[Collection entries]
━━━━━━━━━━━━━━━━

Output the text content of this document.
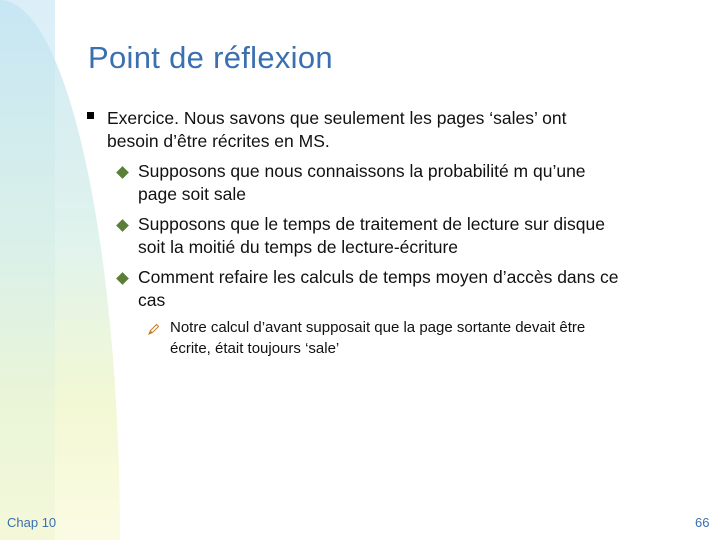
Point de réflexion
Exercice. Nous savons que seulement les pages ‘sales’ ont
besoin d’être récrites en MS.
Supposons que nous connaissons la probabilité m qu’une
page soit sale
Supposons que le temps de traitement de lecture sur disque
soit la moitié du temps de lecture-écriture
Comment refaire les calculs de temps moyen d’accès dans ce
cas
Notre calcul d’avant supposait que la page sortante devait être
écrite, était toujours ‘sale’
Chap 10	66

━━━━━━━━━━━━━━━━

### TASK
Quote everything in the listing above exactly; pictures are the only thing to omit.

### SOLUTION TO THIS EXERCISE
Output the text content of this document.
Point de réflexion
Exercice. Nous savons que seulement les pages ‘sales’ ont
besoin d’être récrites en MS.
Supposons que nous connaissons la probabilité m qu’une
page soit sale
Supposons que le temps de traitement de lecture sur disque
soit la moitié du temps de lecture-écriture
Comment refaire les calculs de temps moyen d’accès dans ce
cas
Notre calcul d’avant supposait que la page sortante devait être
écrite, était toujours ‘sale’
Chap 10	66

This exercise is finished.